GIVEN INSTRUCTION.
Transcribe the material exactly. Images do not belong in the copy.
****************************************
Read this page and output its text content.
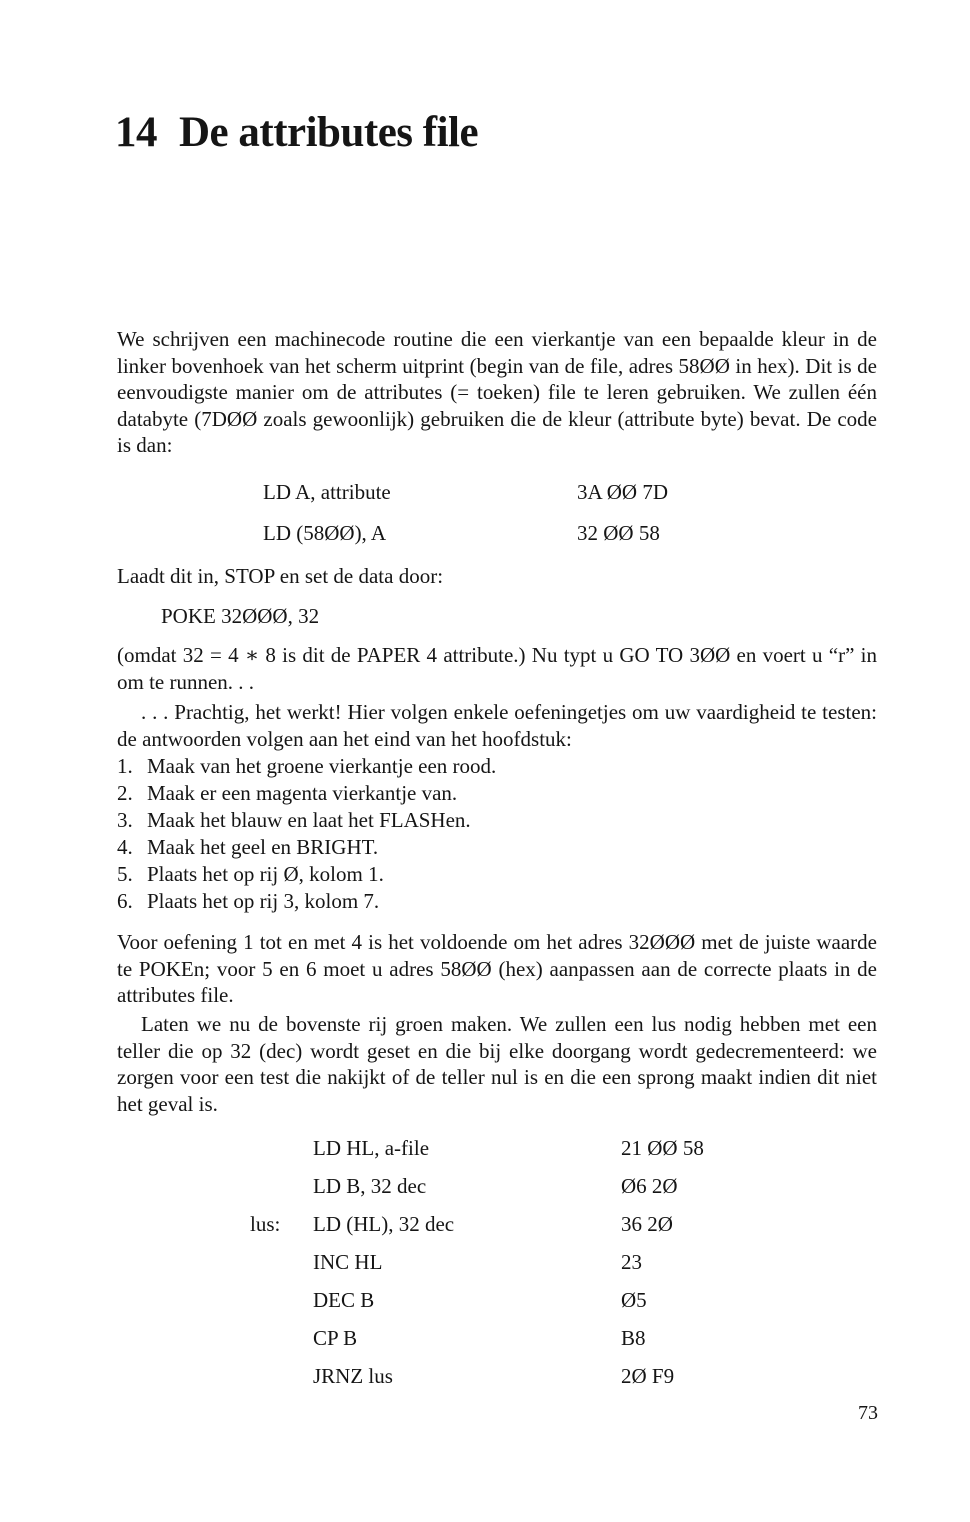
14 De attributes file

We schrijven een machinecode routine die een vierkantje van een bepaalde kleur in de linker bovenhoek van het scherm uitprint (begin van de file, adres 58ØØ in hex). Dit is de eenvoudigste manier om de attributes (= toeken) file te leren gebruiken. We zullen één databyte (7DØØ zoals gewoonlijk) gebruiken die de kleur (attribute byte) bevat. De code is dan:

LD A, attribute	3A ØØ 7D
LD (58ØØ), A	32 ØØ 58

Laadt dit in, STOP en set de data door:

POKE 32ØØØ, 32

(omdat 32 = 4 ∗ 8 is dit de PAPER 4 attribute.) Nu typt u GO TO 3ØØ en voert u “r” in om te runnen. . .

. . . Prachtig, het werkt! Hier volgen enkele oefeningetjes om uw vaardigheid te testen: de antwoorden volgen aan het eind van het hoofdstuk:

1. Maak van het groene vierkantje een rood.
2. Maak er een magenta vierkantje van.
3. Maak het blauw en laat het FLASHen.
4. Maak het geel en BRIGHT.
5. Plaats het op rij Ø, kolom 1.
6. Plaats het op rij 3, kolom 7.

Voor oefening 1 tot en met 4 is het voldoende om het adres 32ØØØ met de juiste waarde te POKEn; voor 5 en 6 moet u adres 58ØØ (hex) aanpassen aan de correcte plaats in de attributes file.

Laten we nu de bovenste rij groen maken. We zullen een lus nodig hebben met een teller die op 32 (dec) wordt geset en die bij elke doorgang wordt gedecrementeerd: we zorgen voor een test die nakijkt of de teller nul is en die een sprong maakt indien dit niet het geval is.

LD HL, a-file	21 ØØ 58
LD B, 32 dec	Ø6 2Ø
lus: LD (HL), 32 dec	36 2Ø
INC HL	23
DEC B	Ø5
CP B	B8
JRNZ lus	2Ø F9
73
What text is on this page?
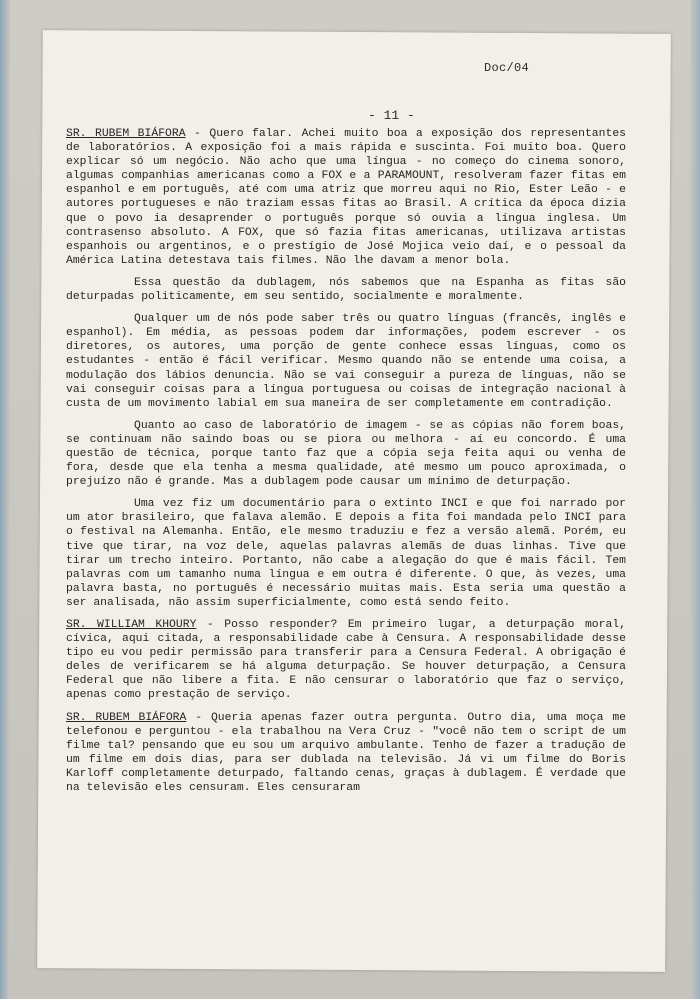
Doc/04
- 11 -

SR. RUBEM BIÁFORA - Quero falar. Achei muito boa a exposição dos representantes de laboratórios. A exposição foi a mais rápida e suscinta. Foi muito boa. Quero explicar só um negócio. Não acho que uma língua - no começo do cinema sonoro, algumas companhias americanas como a FOX e a PARAMOUNT, resolveram fazer fitas em espanhol e em português, até com uma atriz que morreu aqui no Rio, Ester Leão - e autores portugueses e não traziam essas fitas ao Brasil. A crítica da época dizia que o povo ia desaprender o português porque só ouvia a língua inglesa. Um contrasenso absoluto. A FOX, que só fazia fitas americanas, utilizava artistas espanhois ou argentinos, e o prestígio de José Mojica veio daí, e o pessoal da América Latina detestava tais filmes. Não lhe davam a menor bola.

Essa questão da dublagem, nós sabemos que na Espanha as fitas são deturpadas politicamente, em seu sentido, socialmente e moralmente.

Qualquer um de nós pode saber três ou quatro línguas (francês, inglês e espanhol). Em média, as pessoas podem dar informações, podem escrever - os diretores, os autores, uma porção de gente conhece essas línguas, como os estudantes - então é fácil verificar. Mesmo quando não se entende uma coisa, a modulação dos lábios denuncia. Não se vai conseguir a pureza de línguas, não se vai conseguir coisas para a língua portuguesa ou coisas de integração nacional à custa de um movimento labial em sua maneira de ser completamente em contradição.

Quanto ao caso de laboratório de imagem - se as cópias não forem boas, se continuam não saindo boas ou se piora ou melhora - aí eu concordo. É uma questão de técnica, porque tanto faz que a cópia seja feita aqui ou venha de fora, desde que ela tenha a mesma qualidade, até mesmo um pouco aproximada, o prejuízo não é grande. Mas a dublagem pode causar um mínimo de deturpação.

Uma vez fiz um documentário para o extinto INCI e que foi narrado por um ator brasileiro, que falava alemão. E depois a fita foi mandada pelo INCI para o festival na Alemanha. Então, ele mesmo traduziu e fez a versão alemã. Porém, eu tive que tirar, na voz dele, aquelas palavras alemãs de duas linhas. Tive que tirar um trecho inteiro. Portanto, não cabe a alegação do que é mais fácil. Tem palavras com um tamanho numa língua e em outra é diferente. O que, às vezes, uma palavra basta, no português é necessário muitas mais. Esta seria uma questão a ser analisada, não assim superficialmente, como está sendo feito.

SR. WILLIAM KHOURY - Posso responder? Em primeiro lugar, a deturpação moral, cívica, aqui citada, a responsabilidade cabe à Censura. A responsabilidade desse tipo eu vou pedir permissão para transferir para a Censura Federal. A obrigação é deles de verificarem se há alguma deturpação. Se houver deturpação, a Censura Federal que não libere a fita. E não censurar o laboratório que faz o serviço, apenas como prestação de serviço.

SR. RUBEM BIÁFORA - Queria apenas fazer outra pergunta. Outro dia, uma moça me telefonou e perguntou - ela trabalhou na Vera Cruz - "você não tem o script de um filme tal? pensando que eu sou um arquivo ambulante. Tenho de fazer a tradução de um filme em dois dias, para ser dublada na televisão. Já vi um filme do Boris Karloff completamente deturpado, faltando cenas, graças à dublagem. É verdade que na televisão eles censuram. Eles censuraram
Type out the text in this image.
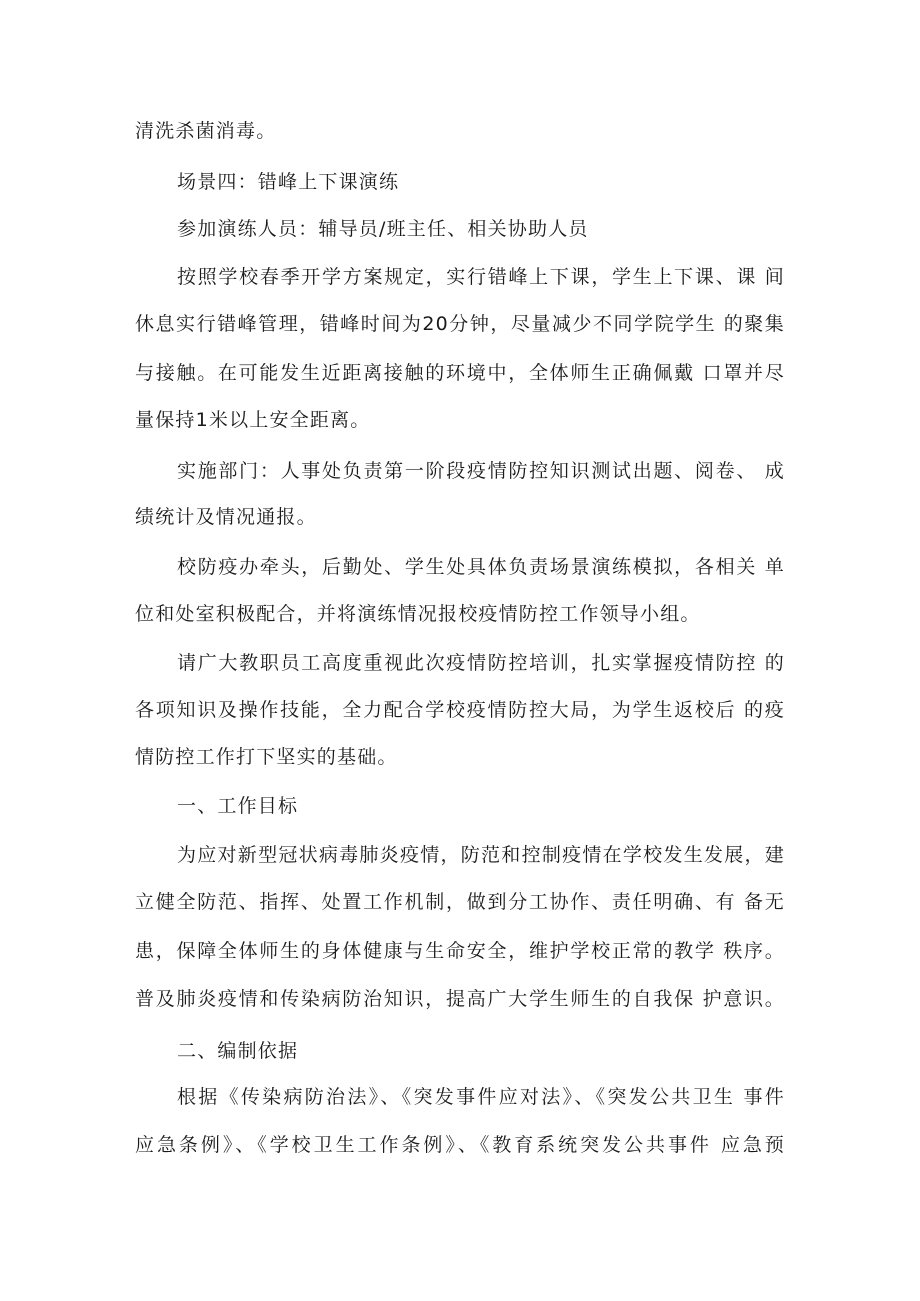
清洗杀菌消毒。
场景四：错峰上下课演练
参加演练人员：辅导员/班主任、相关协助人员
按照学校春季开学方案规定，实行错峰上下课，学生上下课、课 间
休息实行错峰管理，错峰时间为20分钟，尽量减少不同学院学生 的聚集
与接触。在可能发生近距离接触的环境中，全体师生正确佩戴 口罩并尽
量保持1米以上安全距离。
实施部门：人事处负责第一阶段疫情防控知识测试出题、阅卷、 成
绩统计及情况通报。
校防疫办牵头，后勤处、学生处具体负责场景演练模拟，各相关 单
位和处室积极配合，并将演练情况报校疫情防控工作领导小组。
请广大教职员工高度重视此次疫情防控培训，扎实掌握疫情防控 的
各项知识及操作技能，全力配合学校疫情防控大局，为学生返校后 的疫
情防控工作打下坚实的基础。
一、工作目标
为应对新型冠状病毒肺炎疫情，防范和控制疫情在学校发生发展，建
立健全防范、指挥、处置工作机制，做到分工协作、责任明确、有 备无
患，保障全体师生的身体健康与生命安全，维护学校正常的教学 秩序。
普及肺炎疫情和传染病防治知识，提高广大学生师生的自我保 护意识。
二、编制依据
根据《传染病防治法》、《突发事件应对法》、《突发公共卫生 事件
应急条例》、《学校卫生工作条例》、《教育系统突发公共事件 应急预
****************************************
RESPONSE.
Read this page and output its text content.
14 De attributes file

We schrijven een machinecode routine die een vierkantje van een bepaalde kleur in de linker bovenhoek van het scherm uitprint (begin van de file, adres 58ØØ in hex). Dit is de eenvoudigste manier om de attributes (= toeken) file te leren gebruiken. We zullen één databyte (7DØØ zoals gewoonlijk) gebruiken die de kleur (attribute byte) bevat. De code is dan:

LD A, attribute	3A ØØ 7D
LD (58ØØ), A	32 ØØ 58

Laadt dit in, STOP en set de data door:

POKE 32ØØØ, 32

(omdat 32 = 4 ∗ 8 is dit de PAPER 4 attribute.) Nu typt u GO TO 3ØØ en voert u “r” in om te runnen. . .

. . . Prachtig, het werkt! Hier volgen enkele oefeningetjes om uw vaardigheid te testen: de antwoorden volgen aan het eind van het hoofdstuk:

1. Maak van het groene vierkantje een rood.
2. Maak er een magenta vierkantje van.
3. Maak het blauw en laat het FLASHen.
4. Maak het geel en BRIGHT.
5. Plaats het op rij Ø, kolom 1.
6. Plaats het op rij 3, kolom 7.

Voor oefening 1 tot en met 4 is het voldoende om het adres 32ØØØ met de juiste waarde te POKEn; voor 5 en 6 moet u adres 58ØØ (hex) aanpassen aan de correcte plaats in de attributes file.

Laten we nu de bovenste rij groen maken. We zullen een lus nodig hebben met een teller die op 32 (dec) wordt geset en die bij elke doorgang wordt gedecrementeerd: we zorgen voor een test die nakijkt of de teller nul is en die een sprong maakt indien dit niet het geval is.

LD HL, a-file	21 ØØ 58
LD B, 32 dec	Ø6 2Ø
lus: LD (HL), 32 dec	36 2Ø
INC HL	23
DEC B	Ø5
CP B	B8
JRNZ lus	2Ø F9
73
What text is on this page?
Doc/04
- 11 -

SR. RUBEM BIÁFORA - Quero falar. Achei muito boa a exposição dos representantes de laboratórios. A exposição foi a mais rápida e suscinta. Foi muito boa. Quero explicar só um negócio. Não acho que uma língua - no começo do cinema sonoro, algumas companhias americanas como a FOX e a PARAMOUNT, resolveram fazer fitas em espanhol e em português, até com uma atriz que morreu aqui no Rio, Ester Leão - e autores portugueses e não traziam essas fitas ao Brasil. A crítica da época dizia que o povo ia desaprender o português porque só ouvia a língua inglesa. Um contrasenso absoluto. A FOX, que só fazia fitas americanas, utilizava artistas espanhois ou argentinos, e o prestígio de José Mojica veio daí, e o pessoal da América Latina detestava tais filmes. Não lhe davam a menor bola.

Essa questão da dublagem, nós sabemos que na Espanha as fitas são deturpadas politicamente, em seu sentido, socialmente e moralmente.

Qualquer um de nós pode saber três ou quatro línguas (francês, inglês e espanhol). Em média, as pessoas podem dar informações, podem escrever - os diretores, os autores, uma porção de gente conhece essas línguas, como os estudantes - então é fácil verificar. Mesmo quando não se entende uma coisa, a modulação dos lábios denuncia. Não se vai conseguir a pureza de línguas, não se vai conseguir coisas para a língua portuguesa ou coisas de integração nacional à custa de um movimento labial em sua maneira de ser completamente em contradição.

Quanto ao caso de laboratório de imagem - se as cópias não forem boas, se continuam não saindo boas ou se piora ou melhora - aí eu concordo. É uma questão de técnica, porque tanto faz que a cópia seja feita aqui ou venha de fora, desde que ela tenha a mesma qualidade, até mesmo um pouco aproximada, o prejuízo não é grande. Mas a dublagem pode causar um mínimo de deturpação.

Uma vez fiz um documentário para o extinto INCI e que foi narrado por um ator brasileiro, que falava alemão. E depois a fita foi mandada pelo INCI para o festival na Alemanha. Então, ele mesmo traduziu e fez a versão alemã. Porém, eu tive que tirar, na voz dele, aquelas palavras alemãs de duas linhas. Tive que tirar um trecho inteiro. Portanto, não cabe a alegação do que é mais fácil. Tem palavras com um tamanho numa língua e em outra é diferente. O que, às vezes, uma palavra basta, no português é necessário muitas mais. Esta seria uma questão a ser analisada, não assim superficialmente, como está sendo feito.

SR. WILLIAM KHOURY - Posso responder? Em primeiro lugar, a deturpação moral, cívica, aqui citada, a responsabilidade cabe à Censura. A responsabilidade desse tipo eu vou pedir permissão para transferir para a Censura Federal. A obrigação é deles de verificarem se há alguma deturpação. Se houver deturpação, a Censura Federal que não libere a fita. E não censurar o laboratório que faz o serviço, apenas como prestação de serviço.

SR. RUBEM BIÁFORA - Queria apenas fazer outra pergunta. Outro dia, uma moça me telefonou e perguntou - ela trabalhou na Vera Cruz - "você não tem o script de um filme tal? pensando que eu sou um arquivo ambulante. Tenho de fazer a tradução de um filme em dois dias, para ser dublada na televisão. Já vi um filme do Boris Karloff completamente deturpado, faltando cenas, graças à dublagem. É verdade que na televisão eles censuram. Eles censuraram
Type out the text in this image.
清洗杀菌消毒。
场景四：错峰上下课演练
参加演练人员：辅导员/班主任、相关协助人员
按照学校春季开学方案规定，实行错峰上下课，学生上下课、课 间
休息实行错峰管理，错峰时间为20分钟，尽量减少不同学院学生 的聚集
与接触。在可能发生近距离接触的环境中，全体师生正确佩戴 口罩并尽
量保持1米以上安全距离。
实施部门：人事处负责第一阶段疫情防控知识测试出题、阅卷、 成
绩统计及情况通报。
校防疫办牵头，后勤处、学生处具体负责场景演练模拟，各相关 单
位和处室积极配合，并将演练情况报校疫情防控工作领导小组。
请广大教职员工高度重视此次疫情防控培训，扎实掌握疫情防控 的
各项知识及操作技能，全力配合学校疫情防控大局，为学生返校后 的疫
情防控工作打下坚实的基础。
一、工作目标
为应对新型冠状病毒肺炎疫情，防范和控制疫情在学校发生发展，建
立健全防范、指挥、处置工作机制，做到分工协作、责任明确、有 备无
患，保障全体师生的身体健康与生命安全，维护学校正常的教学 秩序。
普及肺炎疫情和传染病防治知识，提高广大学生师生的自我保 护意识。
二、编制依据
根据《传染病防治法》、《突发事件应对法》、《突发公共卫生 事件
应急条例》、《学校卫生工作条例》、《教育系统突发公共事件 应急预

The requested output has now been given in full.